What this task involves =>
Copy every record word for word.
------ Given records
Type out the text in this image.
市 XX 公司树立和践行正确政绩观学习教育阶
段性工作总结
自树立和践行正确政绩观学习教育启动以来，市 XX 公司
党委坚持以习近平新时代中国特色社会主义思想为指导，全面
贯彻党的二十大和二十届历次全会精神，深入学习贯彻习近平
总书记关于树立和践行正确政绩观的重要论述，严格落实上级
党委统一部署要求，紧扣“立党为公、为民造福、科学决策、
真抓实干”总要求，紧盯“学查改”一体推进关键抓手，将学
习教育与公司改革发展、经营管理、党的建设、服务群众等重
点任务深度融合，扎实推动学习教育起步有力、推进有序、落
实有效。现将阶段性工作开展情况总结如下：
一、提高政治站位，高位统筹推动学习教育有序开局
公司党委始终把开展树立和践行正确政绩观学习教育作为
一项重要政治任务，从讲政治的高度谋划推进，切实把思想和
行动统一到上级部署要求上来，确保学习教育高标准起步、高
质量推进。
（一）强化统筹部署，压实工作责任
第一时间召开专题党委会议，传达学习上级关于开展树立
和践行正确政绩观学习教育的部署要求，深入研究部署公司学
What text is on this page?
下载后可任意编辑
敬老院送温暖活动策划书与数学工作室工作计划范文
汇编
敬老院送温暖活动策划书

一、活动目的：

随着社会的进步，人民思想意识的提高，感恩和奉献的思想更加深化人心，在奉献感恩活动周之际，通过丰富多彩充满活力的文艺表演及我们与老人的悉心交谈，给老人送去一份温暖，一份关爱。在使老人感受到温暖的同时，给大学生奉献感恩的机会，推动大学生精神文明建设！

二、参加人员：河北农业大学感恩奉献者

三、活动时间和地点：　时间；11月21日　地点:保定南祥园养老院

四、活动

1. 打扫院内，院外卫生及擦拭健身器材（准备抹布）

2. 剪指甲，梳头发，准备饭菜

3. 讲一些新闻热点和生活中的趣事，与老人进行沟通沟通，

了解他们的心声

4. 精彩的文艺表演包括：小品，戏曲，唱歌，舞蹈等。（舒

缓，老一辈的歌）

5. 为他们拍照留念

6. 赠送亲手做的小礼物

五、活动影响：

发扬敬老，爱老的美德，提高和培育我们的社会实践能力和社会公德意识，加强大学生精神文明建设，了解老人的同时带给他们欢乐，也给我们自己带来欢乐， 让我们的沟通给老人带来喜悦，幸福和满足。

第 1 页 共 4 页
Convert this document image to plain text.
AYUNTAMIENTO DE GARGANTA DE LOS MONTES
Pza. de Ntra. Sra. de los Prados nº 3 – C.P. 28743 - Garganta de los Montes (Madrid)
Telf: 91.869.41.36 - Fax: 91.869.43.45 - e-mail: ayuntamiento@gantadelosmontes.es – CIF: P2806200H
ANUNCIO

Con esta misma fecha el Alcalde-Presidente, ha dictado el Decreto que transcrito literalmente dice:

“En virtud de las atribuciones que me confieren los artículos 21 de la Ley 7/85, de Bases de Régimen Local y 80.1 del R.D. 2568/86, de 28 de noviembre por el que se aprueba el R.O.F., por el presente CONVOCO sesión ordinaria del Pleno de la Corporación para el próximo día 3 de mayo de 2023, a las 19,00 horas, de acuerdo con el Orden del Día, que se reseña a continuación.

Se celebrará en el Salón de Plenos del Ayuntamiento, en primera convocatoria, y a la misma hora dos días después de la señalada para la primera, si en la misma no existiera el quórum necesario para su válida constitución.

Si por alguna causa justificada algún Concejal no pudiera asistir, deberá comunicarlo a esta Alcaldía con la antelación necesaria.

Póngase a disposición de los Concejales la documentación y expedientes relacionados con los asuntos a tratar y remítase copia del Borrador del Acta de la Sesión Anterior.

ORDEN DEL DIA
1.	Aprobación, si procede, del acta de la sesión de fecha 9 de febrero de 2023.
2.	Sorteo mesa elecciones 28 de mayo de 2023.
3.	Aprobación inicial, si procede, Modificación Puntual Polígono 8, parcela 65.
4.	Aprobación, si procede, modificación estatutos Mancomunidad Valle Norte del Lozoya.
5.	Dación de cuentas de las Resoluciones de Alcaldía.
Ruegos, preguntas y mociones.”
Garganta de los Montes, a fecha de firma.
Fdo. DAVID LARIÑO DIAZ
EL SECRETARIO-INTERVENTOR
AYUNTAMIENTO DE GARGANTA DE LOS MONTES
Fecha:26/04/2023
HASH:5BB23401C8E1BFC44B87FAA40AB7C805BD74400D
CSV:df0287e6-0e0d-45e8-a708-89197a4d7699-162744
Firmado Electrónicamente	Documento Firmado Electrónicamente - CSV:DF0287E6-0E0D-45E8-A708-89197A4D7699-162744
------------
Problem solution =>
Type out the text in this image.
市 XX 公司树立和践行正确政绩观学习教育阶
段性工作总结
自树立和践行正确政绩观学习教育启动以来，市 XX 公司
党委坚持以习近平新时代中国特色社会主义思想为指导，全面
贯彻党的二十大和二十届历次全会精神，深入学习贯彻习近平
总书记关于树立和践行正确政绩观的重要论述，严格落实上级
党委统一部署要求，紧扣“立党为公、为民造福、科学决策、
真抓实干”总要求，紧盯“学查改”一体推进关键抓手，将学
习教育与公司改革发展、经营管理、党的建设、服务群众等重
点任务深度融合，扎实推动学习教育起步有力、推进有序、落
实有效。现将阶段性工作开展情况总结如下：
一、提高政治站位，高位统筹推动学习教育有序开局
公司党委始终把开展树立和践行正确政绩观学习教育作为
一项重要政治任务，从讲政治的高度谋划推进，切实把思想和
行动统一到上级部署要求上来，确保学习教育高标准起步、高
质量推进。
（一）强化统筹部署，压实工作责任
第一时间召开专题党委会议，传达学习上级关于开展树立
和践行正确政绩观学习教育的部署要求，深入研究部署公司学
What text is on this page?
下载后可任意编辑
敬老院送温暖活动策划书与数学工作室工作计划范文
汇编
敬老院送温暖活动策划书

一、活动目的：

随着社会的进步，人民思想意识的提高，感恩和奉献的思想更加深化人心，在奉献感恩活动周之际，通过丰富多彩充满活力的文艺表演及我们与老人的悉心交谈，给老人送去一份温暖，一份关爱。在使老人感受到温暖的同时，给大学生奉献感恩的机会，推动大学生精神文明建设！

二、参加人员：河北农业大学感恩奉献者

三、活动时间和地点：　时间；11月21日　地点:保定南祥园养老院

四、活动

1. 打扫院内，院外卫生及擦拭健身器材（准备抹布）

2. 剪指甲，梳头发，准备饭菜

3. 讲一些新闻热点和生活中的趣事，与老人进行沟通沟通，

了解他们的心声

4. 精彩的文艺表演包括：小品，戏曲，唱歌，舞蹈等。（舒

缓，老一辈的歌）

5. 为他们拍照留念

6. 赠送亲手做的小礼物

五、活动影响：

发扬敬老，爱老的美德，提高和培育我们的社会实践能力和社会公德意识，加强大学生精神文明建设，了解老人的同时带给他们欢乐，也给我们自己带来欢乐， 让我们的沟通给老人带来喜悦，幸福和满足。

第 1 页 共 4 页
Convert this document image to plain text.
AYUNTAMIENTO DE GARGANTA DE LOS MONTES
Pza. de Ntra. Sra. de los Prados nº 3 – C.P. 28743 - Garganta de los Montes (Madrid)
Telf: 91.869.41.36 - Fax: 91.869.43.45 - e-mail: ayuntamiento@gantadelosmontes.es – CIF: P2806200H
ANUNCIO

Con esta misma fecha el Alcalde-Presidente, ha dictado el Decreto que transcrito literalmente dice:

“En virtud de las atribuciones que me confieren los artículos 21 de la Ley 7/85, de Bases de Régimen Local y 80.1 del R.D. 2568/86, de 28 de noviembre por el que se aprueba el R.O.F., por el presente CONVOCO sesión ordinaria del Pleno de la Corporación para el próximo día 3 de mayo de 2023, a las 19,00 horas, de acuerdo con el Orden del Día, que se reseña a continuación.

Se celebrará en el Salón de Plenos del Ayuntamiento, en primera convocatoria, y a la misma hora dos días después de la señalada para la primera, si en la misma no existiera el quórum necesario para su válida constitución.

Si por alguna causa justificada algún Concejal no pudiera asistir, deberá comunicarlo a esta Alcaldía con la antelación necesaria.

Póngase a disposición de los Concejales la documentación y expedientes relacionados con los asuntos a tratar y remítase copia del Borrador del Acta de la Sesión Anterior.

ORDEN DEL DIA
1.	Aprobación, si procede, del acta de la sesión de fecha 9 de febrero de 2023.
2.	Sorteo mesa elecciones 28 de mayo de 2023.
3.	Aprobación inicial, si procede, Modificación Puntual Polígono 8, parcela 65.
4.	Aprobación, si procede, modificación estatutos Mancomunidad Valle Norte del Lozoya.
5.	Dación de cuentas de las Resoluciones de Alcaldía.
Ruegos, preguntas y mociones.”
Garganta de los Montes, a fecha de firma.
Fdo. DAVID LARIÑO DIAZ
EL SECRETARIO-INTERVENTOR
AYUNTAMIENTO DE GARGANTA DE LOS MONTES
Fecha:26/04/2023
HASH:5BB23401C8E1BFC44B87FAA40AB7C805BD74400D
CSV:df0287e6-0e0d-45e8-a708-89197a4d7699-162744
Firmado Electrónicamente	Documento Firmado Electrónicamente - CSV:DF0287E6-0E0D-45E8-A708-89197A4D7699-162744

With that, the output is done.